# TASK BRIEF
Quote the data verbatim, from the line containing "Circle shape — [49, 20, 54, 24]" through the line containing "Circle shape — [132, 17, 141, 27]", both ends included.

# RECORD EXTRACTS
----------------------------------------

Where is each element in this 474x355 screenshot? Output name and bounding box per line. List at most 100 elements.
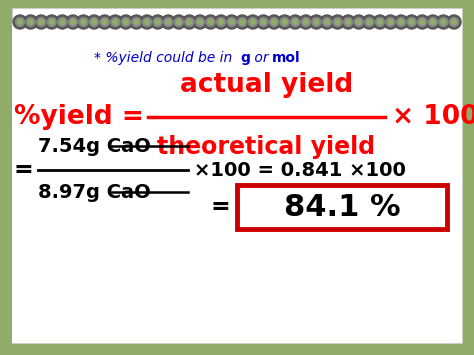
Circle shape — [49, 20, 54, 24]
Circle shape — [354, 17, 363, 27]
Circle shape — [217, 17, 226, 27]
Circle shape — [91, 20, 97, 24]
Circle shape — [195, 17, 204, 27]
Circle shape — [155, 20, 160, 24]
Circle shape — [68, 17, 77, 27]
Bar — [237, 185, 447, 229]
Circle shape — [13, 15, 27, 29]
Circle shape — [407, 17, 416, 27]
Circle shape — [312, 17, 321, 27]
Circle shape — [79, 17, 88, 27]
Circle shape — [164, 17, 173, 27]
Circle shape — [145, 20, 149, 24]
Circle shape — [203, 15, 218, 29]
Circle shape — [98, 15, 112, 29]
Circle shape — [140, 15, 154, 29]
Circle shape — [325, 20, 329, 24]
Text: 8.97g CaO: 8.97g CaO — [38, 182, 151, 202]
Circle shape — [132, 17, 141, 27]
Text: 7.54g CaO: 7.54g CaO — [38, 137, 151, 155]
Circle shape — [341, 15, 355, 29]
Circle shape — [428, 17, 438, 27]
Circle shape — [299, 15, 313, 29]
Circle shape — [386, 17, 395, 27]
Circle shape — [123, 20, 128, 24]
Circle shape — [272, 20, 276, 24]
Circle shape — [352, 15, 366, 29]
Circle shape — [430, 20, 435, 24]
Circle shape — [182, 15, 196, 29]
Circle shape — [452, 20, 456, 24]
Text: ×100 = 0.841 ×100: ×100 = 0.841 ×100 — [194, 160, 406, 180]
Circle shape — [172, 15, 186, 29]
Circle shape — [225, 15, 239, 29]
Circle shape — [248, 17, 257, 27]
Circle shape — [18, 20, 22, 24]
Circle shape — [143, 17, 152, 27]
Circle shape — [60, 20, 65, 24]
Circle shape — [238, 17, 247, 27]
Circle shape — [250, 20, 255, 24]
Circle shape — [36, 17, 46, 27]
Circle shape — [71, 20, 75, 24]
Circle shape — [330, 15, 345, 29]
Circle shape — [166, 20, 171, 24]
Circle shape — [34, 15, 48, 29]
Circle shape — [39, 20, 44, 24]
Circle shape — [261, 20, 266, 24]
Circle shape — [367, 20, 372, 24]
Circle shape — [90, 17, 99, 27]
Circle shape — [151, 15, 164, 29]
Circle shape — [28, 20, 33, 24]
Circle shape — [206, 17, 215, 27]
Circle shape — [280, 17, 289, 27]
Circle shape — [375, 17, 384, 27]
Text: * %yield could be in: * %yield could be in — [94, 51, 237, 65]
Circle shape — [415, 15, 429, 29]
Text: theoretical yield: theoretical yield — [157, 135, 375, 159]
Circle shape — [153, 17, 162, 27]
Circle shape — [356, 20, 361, 24]
Circle shape — [449, 17, 458, 27]
Circle shape — [383, 15, 398, 29]
Circle shape — [108, 15, 122, 29]
Circle shape — [246, 15, 260, 29]
Circle shape — [259, 17, 268, 27]
Text: %yield =: %yield = — [14, 104, 144, 130]
Circle shape — [320, 15, 334, 29]
Circle shape — [439, 17, 448, 27]
Circle shape — [409, 20, 414, 24]
Circle shape — [388, 20, 393, 24]
Circle shape — [24, 15, 37, 29]
Circle shape — [335, 20, 340, 24]
Circle shape — [291, 17, 300, 27]
Text: =: = — [210, 195, 230, 219]
Text: actual yield: actual yield — [180, 72, 353, 98]
Circle shape — [185, 17, 194, 27]
Circle shape — [87, 15, 101, 29]
Circle shape — [373, 15, 387, 29]
Circle shape — [102, 20, 107, 24]
Circle shape — [129, 15, 144, 29]
Circle shape — [365, 17, 374, 27]
Circle shape — [420, 20, 425, 24]
Circle shape — [187, 20, 192, 24]
Circle shape — [418, 17, 427, 27]
Circle shape — [314, 20, 319, 24]
Circle shape — [214, 15, 228, 29]
Circle shape — [256, 15, 271, 29]
Circle shape — [278, 15, 292, 29]
Circle shape — [176, 20, 181, 24]
Circle shape — [219, 20, 224, 24]
Circle shape — [81, 20, 86, 24]
Text: × 100: × 100 — [392, 104, 474, 130]
Text: 84.1 %: 84.1 % — [283, 192, 401, 222]
Circle shape — [377, 20, 383, 24]
Circle shape — [161, 15, 175, 29]
Circle shape — [310, 15, 323, 29]
Circle shape — [397, 17, 406, 27]
Circle shape — [441, 20, 446, 24]
Circle shape — [437, 15, 450, 29]
Circle shape — [100, 17, 109, 27]
Circle shape — [282, 20, 287, 24]
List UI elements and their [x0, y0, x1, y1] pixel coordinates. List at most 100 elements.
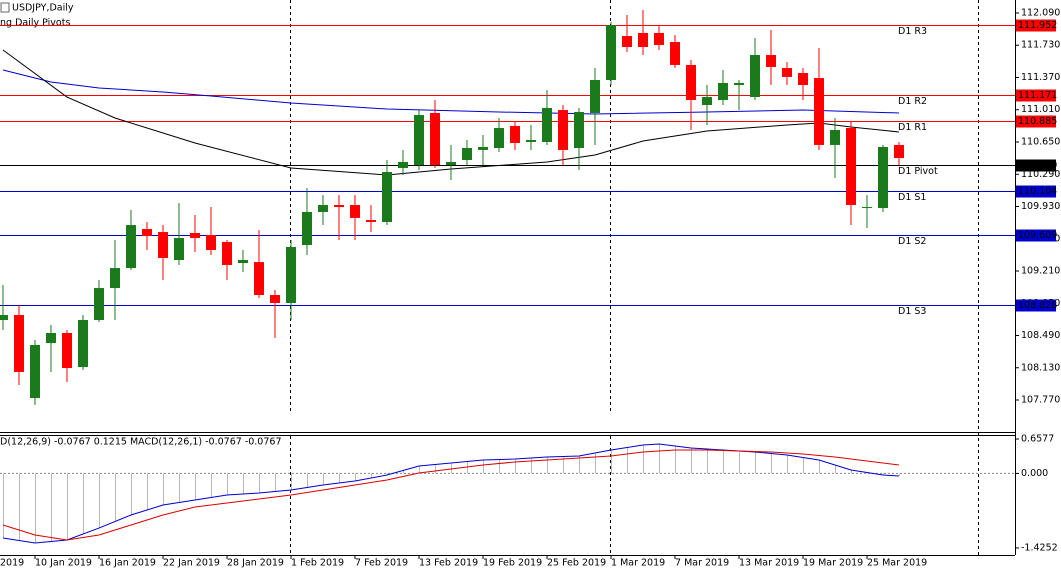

----------------------------------------

# ANSWER TO THE PROBLEM
Circle shape — [49, 20, 54, 24]
Circle shape — [354, 17, 363, 27]
Circle shape — [217, 17, 226, 27]
Circle shape — [91, 20, 97, 24]
Circle shape — [195, 17, 204, 27]
Circle shape — [155, 20, 160, 24]
Circle shape — [68, 17, 77, 27]
Bar — [237, 185, 447, 229]
Circle shape — [13, 15, 27, 29]
Circle shape — [407, 17, 416, 27]
Circle shape — [312, 17, 321, 27]
Circle shape — [79, 17, 88, 27]
Circle shape — [164, 17, 173, 27]
Circle shape — [145, 20, 149, 24]
Circle shape — [203, 15, 218, 29]
Circle shape — [98, 15, 112, 29]
Circle shape — [140, 15, 154, 29]
Circle shape — [325, 20, 329, 24]
Text: 8.97g CaO: 8.97g CaO — [38, 182, 151, 202]
Circle shape — [132, 17, 141, 27]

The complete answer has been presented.